- [DIRECTIONS FOR THIS TASK]: Revise the material below by replacing each occurrence of "FancyBboxPatch shape" with "rounded box shape" and leaving everything else untouched. Omit the pictures from your answer.

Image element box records
--- Begin ---

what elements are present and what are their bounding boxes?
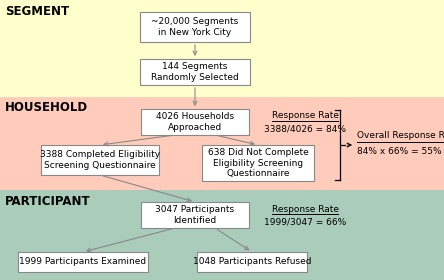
FancyBboxPatch shape [141,109,249,135]
Text: Overall Response Rate: Overall Response Rate [357,132,444,141]
Bar [0,190,444,280]
Text: ~20,000 Segments
in New York City: ~20,000 Segments in New York City [151,17,238,37]
FancyBboxPatch shape [41,145,159,175]
FancyBboxPatch shape [197,252,307,272]
Text: 1999 Participants Examined: 1999 Participants Examined [20,258,147,267]
FancyBboxPatch shape [18,252,148,272]
Bar [0,97,444,190]
Text: 638 Did Not Complete
Eligibility Screening
Questionnaire: 638 Did Not Complete Eligibility Screeni… [208,148,309,178]
Text: 1999/3047 = 66%: 1999/3047 = 66% [264,218,346,227]
FancyBboxPatch shape [140,59,250,85]
Text: 144 Segments
Randomly Selected: 144 Segments Randomly Selected [151,62,239,82]
FancyBboxPatch shape [141,202,249,228]
Text: HOUSEHOLD: HOUSEHOLD [5,101,88,114]
Text: SEGMENT: SEGMENT [5,5,69,18]
Text: PARTICIPANT: PARTICIPANT [5,195,91,208]
Text: 84% x 66% = 55%: 84% x 66% = 55% [357,146,442,155]
Text: 3047 Participants
Identified: 3047 Participants Identified [155,205,234,225]
Bar [0,0,444,97]
Text: 1048 Participants Refused: 1048 Participants Refused [193,258,311,267]
Text: Response Rate: Response Rate [271,204,338,213]
Text: 3388/4026 = 84%: 3388/4026 = 84% [264,125,346,134]
FancyBboxPatch shape [140,12,250,42]
Text: 3388 Completed Eligibility
Screening Questionnaire: 3388 Completed Eligibility Screening Que… [40,150,160,170]
Text: Response Rate: Response Rate [271,111,338,120]
FancyBboxPatch shape [202,145,314,181]
Text: 4026 Households
Approached: 4026 Households Approached [156,112,234,132]
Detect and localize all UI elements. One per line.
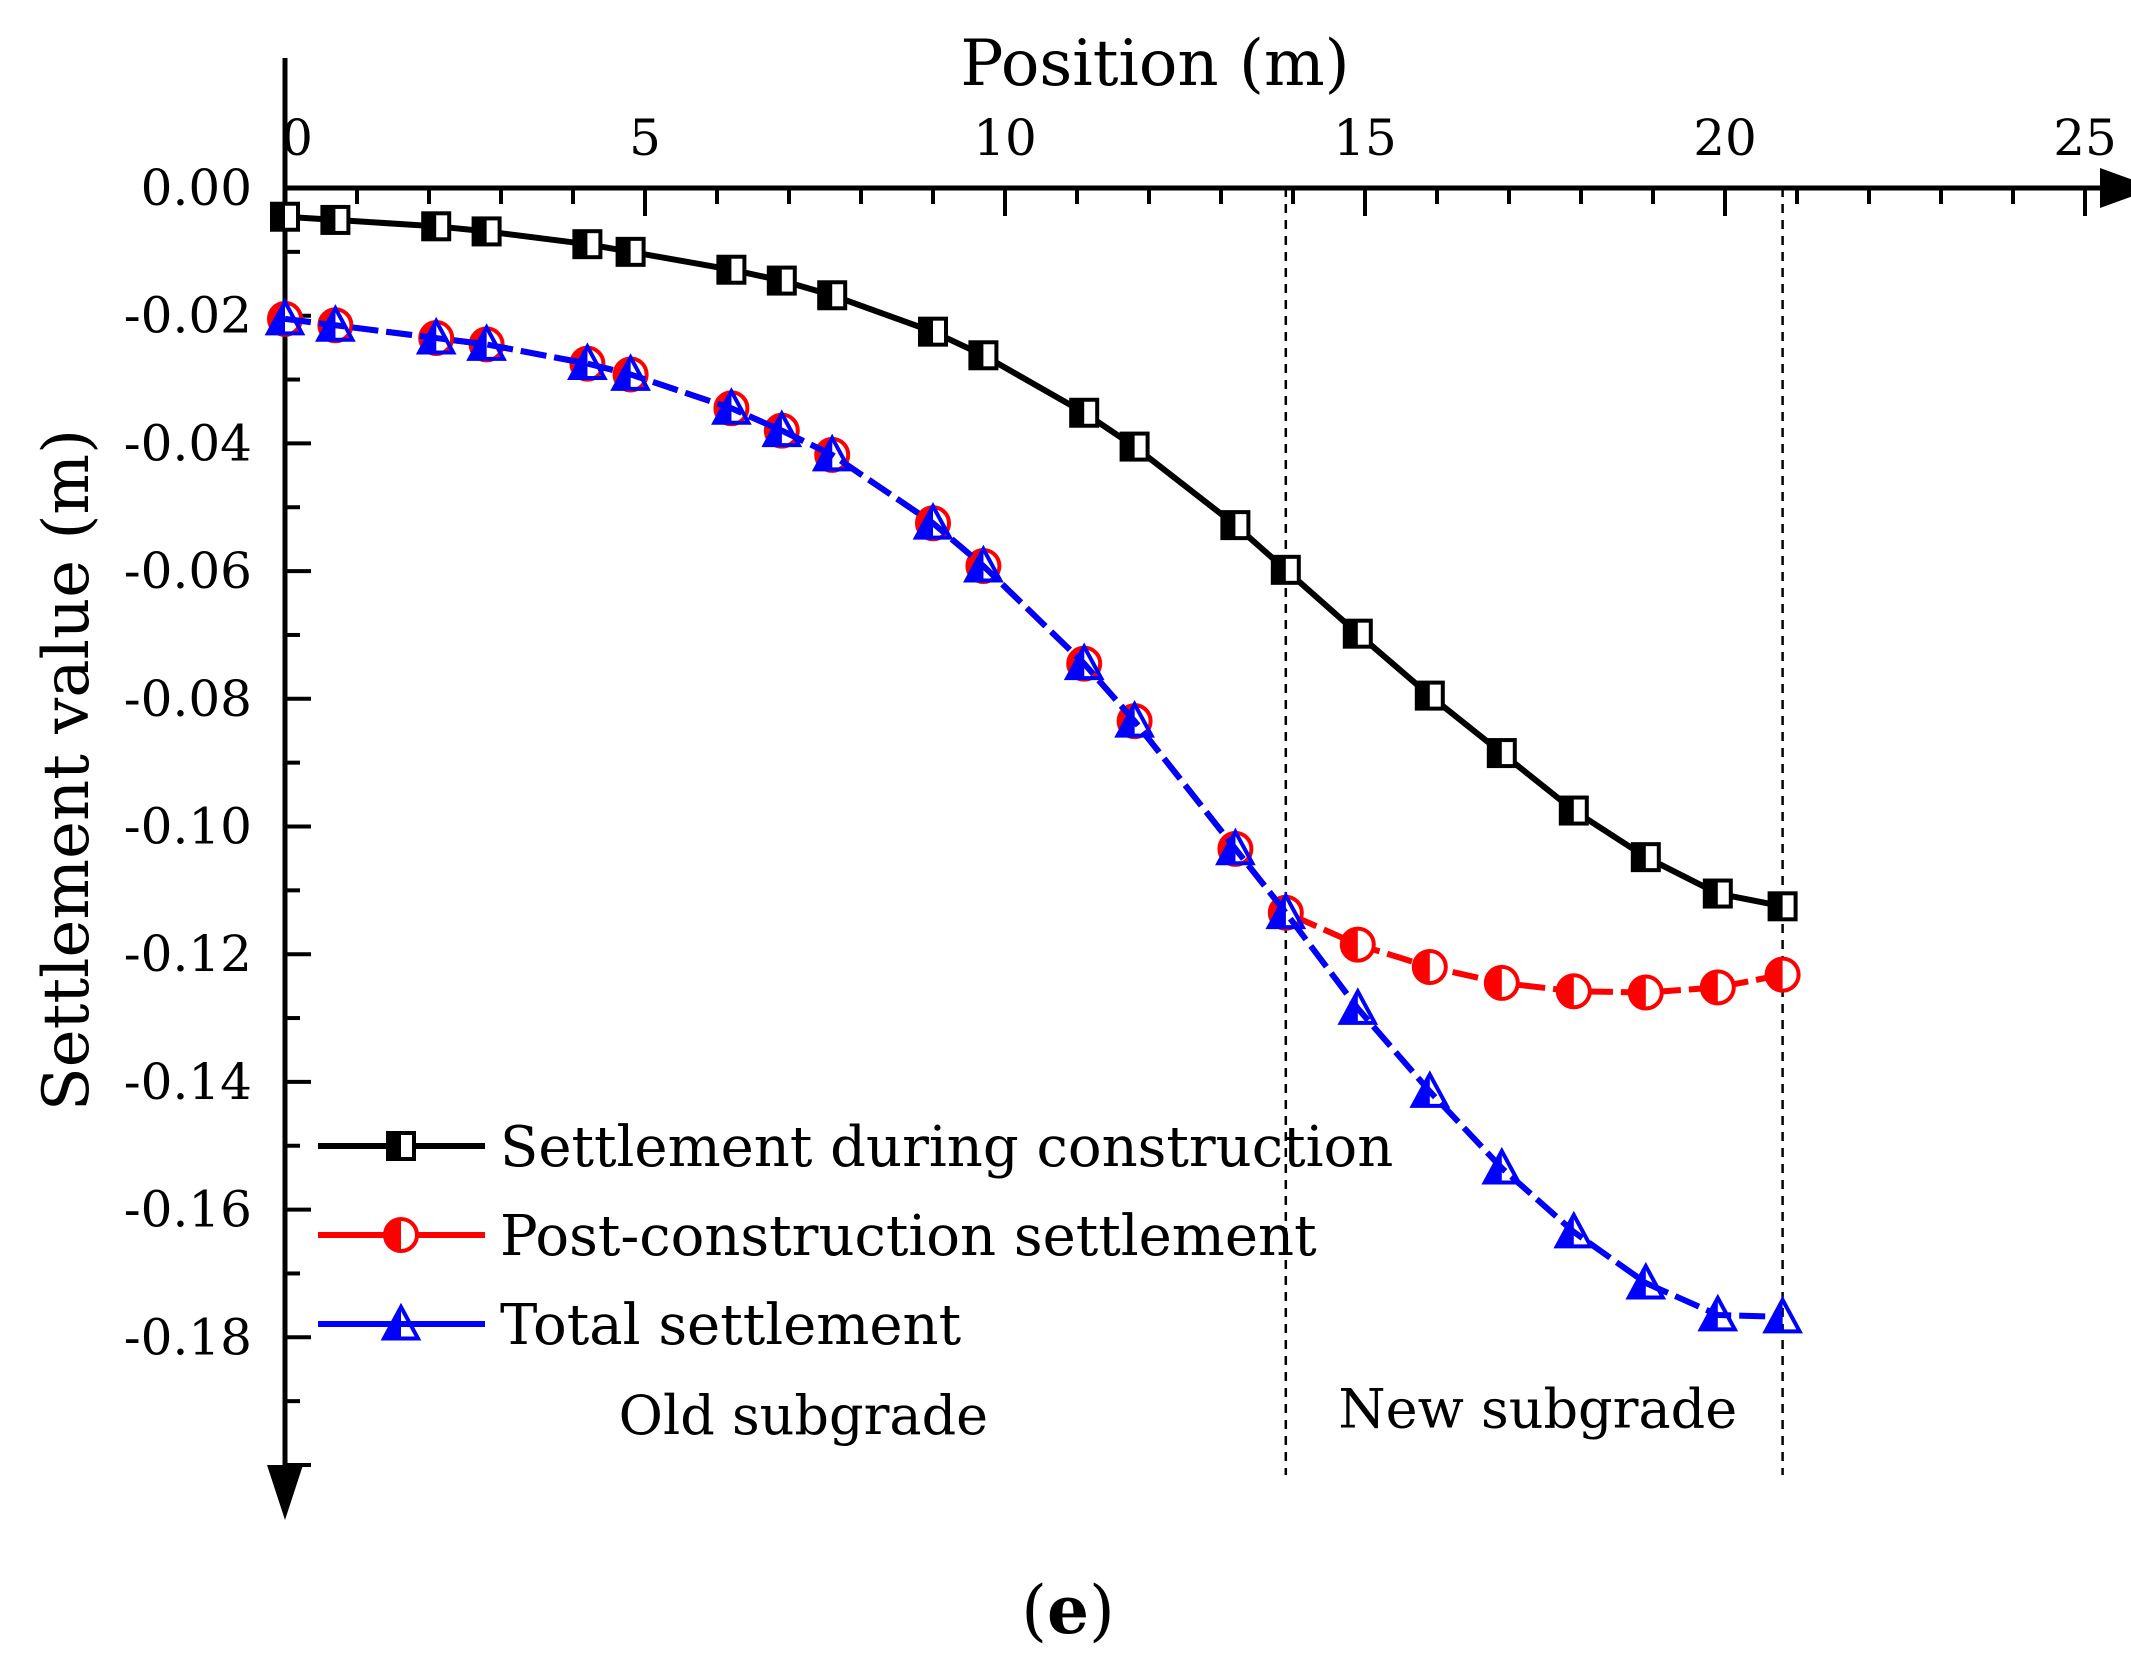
triangle-marker-outline xyxy=(1265,891,1307,930)
triangle-marker-outline xyxy=(1409,1070,1451,1108)
legend-item: Post-construction settlement xyxy=(318,1204,1317,1269)
panel-label-open: ( xyxy=(1021,1572,1047,1649)
x-tick-label: 10 xyxy=(973,109,1037,167)
x-axis-title: Position (m) xyxy=(960,27,1349,101)
series-line xyxy=(284,315,1784,996)
square-marker-fill xyxy=(423,213,437,240)
triangle-marker-outline xyxy=(912,502,954,540)
square-marker-fill xyxy=(1222,512,1236,539)
circle-marker-fill xyxy=(1413,950,1430,983)
square-marker-fill xyxy=(574,231,588,258)
series-1 xyxy=(267,300,1801,1011)
y-tick-label: -0.02 xyxy=(124,287,252,345)
circle-marker-fill xyxy=(1766,958,1783,991)
square-marker-fill xyxy=(1272,556,1286,583)
square-marker-fill xyxy=(920,318,933,345)
triangle-marker-outline xyxy=(567,342,608,381)
square-marker-fill xyxy=(473,218,487,245)
square-marker-fill xyxy=(322,206,336,233)
y-tick-label: -0.18 xyxy=(124,1308,252,1366)
triangle-marker-outline xyxy=(1553,1210,1595,1249)
y-tick-label: -0.06 xyxy=(124,542,252,600)
y-axis-arrow xyxy=(267,1465,303,1520)
triangle-marker-outline xyxy=(1762,1295,1803,1334)
x-tick-label: 15 xyxy=(1333,109,1397,167)
y-tick-label: -0.08 xyxy=(124,670,252,728)
triangle-marker-outline xyxy=(1625,1261,1667,1300)
triangle-marker-outline xyxy=(466,323,507,361)
y-tick-label: -0.04 xyxy=(124,414,252,472)
square-marker-fill xyxy=(617,238,631,265)
square-marker-fill xyxy=(819,282,833,309)
x-tick-label: 0 xyxy=(281,109,313,167)
y-tick-label: -0.16 xyxy=(124,1181,252,1239)
triangle-marker-outline xyxy=(415,316,457,355)
triangle-marker-outline xyxy=(761,409,803,448)
triangle-marker-outline xyxy=(811,433,853,472)
y-tick-label: -0.14 xyxy=(124,1053,252,1111)
triangle-marker-outline xyxy=(711,387,752,425)
panel-label: (e) xyxy=(1021,1571,1115,1649)
square-marker-fill xyxy=(1560,797,1574,824)
circle-marker-fill xyxy=(385,1219,401,1251)
legend-label: Total settlement xyxy=(500,1293,962,1358)
panel-label-close: ) xyxy=(1089,1572,1115,1649)
square-marker-fill xyxy=(1416,682,1430,709)
square-marker-fill xyxy=(970,342,984,369)
square-marker-fill xyxy=(388,1133,401,1159)
x-tick-label: 5 xyxy=(629,109,661,167)
series-0 xyxy=(270,201,1798,922)
square-marker-fill xyxy=(718,256,732,283)
y-tick-label: 0.00 xyxy=(141,159,252,217)
triangle-marker-outline xyxy=(963,544,1004,583)
series-2 xyxy=(264,297,1803,1334)
series-line xyxy=(284,315,1783,1320)
legend-label: Post-construction settlement xyxy=(500,1204,1317,1269)
square-marker-fill xyxy=(768,267,782,294)
square-marker-fill xyxy=(1632,844,1646,871)
circle-marker-fill xyxy=(1341,928,1358,961)
axes: 0 5 10 15 20 25 0.00 -0.02 -0.04 -0.06 -0.08 -0.10 -… xyxy=(124,58,2131,1520)
square-marker-fill xyxy=(1121,433,1135,460)
panel-label-letter: e xyxy=(1047,1571,1089,1649)
square-marker-fill xyxy=(272,203,285,230)
triangle-marker-outline xyxy=(380,1302,422,1341)
legend-item: Total settlement xyxy=(318,1293,962,1358)
legend: Settlement during construction Post-const… xyxy=(318,1115,1393,1358)
square-marker-fill xyxy=(1769,893,1783,920)
triangle-marker-outline xyxy=(315,304,356,342)
triangle-marker-outline xyxy=(1063,642,1105,681)
old-subgrade-label: Old subgrade xyxy=(619,1384,988,1447)
triangle-marker-outline xyxy=(264,297,306,336)
square-marker-fill xyxy=(1344,620,1358,647)
y-axis-title: Settlement value (m) xyxy=(30,429,104,1111)
triangle-marker-outline xyxy=(610,353,651,391)
triangle-marker-outline xyxy=(1114,699,1155,738)
series-line xyxy=(284,213,1784,910)
new-subgrade-label: New subgrade xyxy=(1338,1378,1737,1441)
y-tick-label: -0.10 xyxy=(124,798,252,856)
square-marker-fill xyxy=(1488,740,1502,767)
square-marker-fill xyxy=(1071,399,1085,426)
reference-lines xyxy=(1284,188,1784,1475)
triangle-marker-outline xyxy=(1697,1293,1739,1332)
circle-marker-fill xyxy=(1701,971,1718,1004)
y-tick-label: -0.12 xyxy=(124,925,252,983)
circle-marker-fill xyxy=(1629,976,1646,1009)
legend-item: Settlement during construction xyxy=(318,1115,1393,1180)
triangle-marker-outline xyxy=(1481,1146,1523,1185)
circle-marker-fill xyxy=(1485,966,1502,999)
series-layer xyxy=(264,201,1803,1334)
x-axis-arrow xyxy=(2100,168,2131,208)
x-tick-label: 20 xyxy=(1693,109,1757,167)
triangle-marker-outline xyxy=(1337,987,1379,1025)
x-tick-label: 25 xyxy=(2053,109,2117,167)
circle-marker-fill xyxy=(1557,975,1574,1008)
triangle-marker-outline xyxy=(1215,827,1256,866)
square-marker-fill xyxy=(1704,880,1718,907)
legend-label: Settlement during construction xyxy=(500,1115,1393,1180)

--- End ---

- [PROBLEM SOLUTION]:
what elements are present and what are their bounding boxes?
rounded box shape [141,109,249,135]
Text: Overall Response Rate: Overall Response Rate [357,132,444,141]
Bar [0,190,444,280]
Text: ~20,000 Segments
in New York City: ~20,000 Segments in New York City [151,17,238,37]
rounded box shape [41,145,159,175]
rounded box shape [197,252,307,272]
Text: 1999 Participants Examined: 1999 Participants Examined [20,258,147,267]
rounded box shape [18,252,148,272]
Bar [0,97,444,190]
Text: 638 Did Not Complete
Eligibility Screening
Questionnaire: 638 Did Not Complete Eligibility Screeni… [208,148,309,178]
Text: 1999/3047 = 66%: 1999/3047 = 66% [264,218,346,227]
rounded box shape [140,59,250,85]
Text: 144 Segments
Randomly Selected: 144 Segments Randomly Selected [151,62,239,82]
rounded box shape [141,202,249,228]
Text: HOUSEHOLD: HOUSEHOLD [5,101,88,114]
Text: SEGMENT: SEGMENT [5,5,69,18]
Text: PARTICIPANT: PARTICIPANT [5,195,91,208]
Text: 84% x 66% = 55%: 84% x 66% = 55% [357,146,442,155]
Text: 3047 Participants
Identified: 3047 Participants Identified [155,205,234,225]
Bar [0,0,444,97]
Text: 1048 Participants Refused: 1048 Participants Refused [193,258,311,267]
Text: Response Rate: Response Rate [271,204,338,213]
Text: 3388/4026 = 84%: 3388/4026 = 84% [264,125,346,134]
rounded box shape [140,12,250,42]
Text: 3388 Completed Eligibility
Screening Questionnaire: 3388 Completed Eligibility Screening Que… [40,150,160,170]
Text: Response Rate: Response Rate [271,111,338,120]
rounded box shape [202,145,314,181]
Text: 4026 Households
Approached: 4026 Households Approached [156,112,234,132]
Detect and localize all UI elements. One per line.
triangle-marker-outline xyxy=(1265,891,1307,930)
triangle-marker-outline xyxy=(1409,1070,1451,1108)
legend-item: Post-construction settlement xyxy=(318,1204,1317,1269)
panel-label-open: ( xyxy=(1021,1572,1047,1649)
x-tick-label: 10 xyxy=(973,109,1037,167)
x-axis-title: Position (m) xyxy=(960,27,1349,101)
series-line xyxy=(284,315,1784,996)
square-marker-fill xyxy=(423,213,437,240)
triangle-marker-outline xyxy=(912,502,954,540)
square-marker-fill xyxy=(1222,512,1236,539)
circle-marker-fill xyxy=(1413,950,1430,983)
square-marker-fill xyxy=(574,231,588,258)
series-1 xyxy=(267,300,1801,1011)
y-tick-label: -0.02 xyxy=(124,287,252,345)
circle-marker-fill xyxy=(1766,958,1783,991)
square-marker-fill xyxy=(1272,556,1286,583)
square-marker-fill xyxy=(920,318,933,345)
triangle-marker-outline xyxy=(567,342,608,381)
square-marker-fill xyxy=(473,218,487,245)
square-marker-fill xyxy=(322,206,336,233)
y-tick-label: -0.18 xyxy=(124,1308,252,1366)
triangle-marker-outline xyxy=(1553,1210,1595,1249)
y-tick-label: -0.06 xyxy=(124,542,252,600)
y-axis-arrow xyxy=(267,1465,303,1520)
triangle-marker-outline xyxy=(1762,1295,1803,1334)
x-tick-label: 15 xyxy=(1333,109,1397,167)
y-tick-label: -0.08 xyxy=(124,670,252,728)
triangle-marker-outline xyxy=(1625,1261,1667,1300)
triangle-marker-outline xyxy=(466,323,507,361)
y-tick-label: -0.04 xyxy=(124,414,252,472)
square-marker-fill xyxy=(617,238,631,265)
square-marker-fill xyxy=(819,282,833,309)
x-tick-label: 0 xyxy=(281,109,313,167)
y-tick-label: -0.16 xyxy=(124,1181,252,1239)
triangle-marker-outline xyxy=(415,316,457,355)
triangle-marker-outline xyxy=(761,409,803,448)
triangle-marker-outline xyxy=(811,433,853,472)
y-tick-label: -0.14 xyxy=(124,1053,252,1111)
triangle-marker-outline xyxy=(711,387,752,425)
panel-label: (e) xyxy=(1021,1571,1115,1649)
square-marker-fill xyxy=(1560,797,1574,824)
circle-marker-fill xyxy=(385,1219,401,1251)
legend-label: Total settlement xyxy=(500,1293,962,1358)
panel-label-close: ) xyxy=(1089,1572,1115,1649)
square-marker-fill xyxy=(1416,682,1430,709)
square-marker-fill xyxy=(970,342,984,369)
square-marker-fill xyxy=(388,1133,401,1159)
x-tick-label: 5 xyxy=(629,109,661,167)
series-0 xyxy=(270,201,1798,922)
square-marker-fill xyxy=(718,256,732,283)
y-tick-label: 0.00 xyxy=(141,159,252,217)
triangle-marker-outline xyxy=(963,544,1004,583)
series-2 xyxy=(264,297,1803,1334)
series-line xyxy=(284,315,1783,1320)
legend-label: Post-construction settlement xyxy=(500,1204,1317,1269)
square-marker-fill xyxy=(768,267,782,294)
square-marker-fill xyxy=(1632,844,1646,871)
circle-marker-fill xyxy=(1341,928,1358,961)
axes: 0 5 10 15 20 25 0.00 -0.02 -0.04 -0.06 -0.08 -0.10 -… xyxy=(124,58,2131,1520)
square-marker-fill xyxy=(1121,433,1135,460)
panel-label-letter: e xyxy=(1047,1571,1089,1649)
square-marker-fill xyxy=(272,203,285,230)
triangle-marker-outline xyxy=(380,1302,422,1341)
legend-item: Total settlement xyxy=(318,1293,962,1358)
legend: Settlement during construction Post-const… xyxy=(318,1115,1393,1358)
square-marker-fill xyxy=(1769,893,1783,920)
triangle-marker-outline xyxy=(315,304,356,342)
triangle-marker-outline xyxy=(1063,642,1105,681)
old-subgrade-label: Old subgrade xyxy=(619,1384,988,1447)
triangle-marker-outline xyxy=(264,297,306,336)
square-marker-fill xyxy=(1344,620,1358,647)
y-axis-title: Settlement value (m) xyxy=(30,429,104,1111)
triangle-marker-outline xyxy=(610,353,651,391)
triangle-marker-outline xyxy=(1114,699,1155,738)
series-line xyxy=(284,213,1784,910)
new-subgrade-label: New subgrade xyxy=(1338,1378,1737,1441)
y-tick-label: -0.10 xyxy=(124,798,252,856)
square-marker-fill xyxy=(1488,740,1502,767)
square-marker-fill xyxy=(1071,399,1085,426)
reference-lines xyxy=(1284,188,1784,1475)
triangle-marker-outline xyxy=(1697,1293,1739,1332)
circle-marker-fill xyxy=(1701,971,1718,1004)
y-tick-label: -0.12 xyxy=(124,925,252,983)
circle-marker-fill xyxy=(1629,976,1646,1009)
legend-item: Settlement during construction xyxy=(318,1115,1393,1180)
triangle-marker-outline xyxy=(1481,1146,1523,1185)
circle-marker-fill xyxy=(1485,966,1502,999)
series-layer xyxy=(264,201,1803,1334)
x-axis-arrow xyxy=(2100,168,2131,208)
x-tick-label: 20 xyxy=(1693,109,1757,167)
triangle-marker-outline xyxy=(1337,987,1379,1025)
x-tick-label: 25 xyxy=(2053,109,2117,167)
circle-marker-fill xyxy=(1557,975,1574,1008)
triangle-marker-outline xyxy=(1215,827,1256,866)
square-marker-fill xyxy=(1704,880,1718,907)
legend-label: Settlement during construction xyxy=(500,1115,1393,1180)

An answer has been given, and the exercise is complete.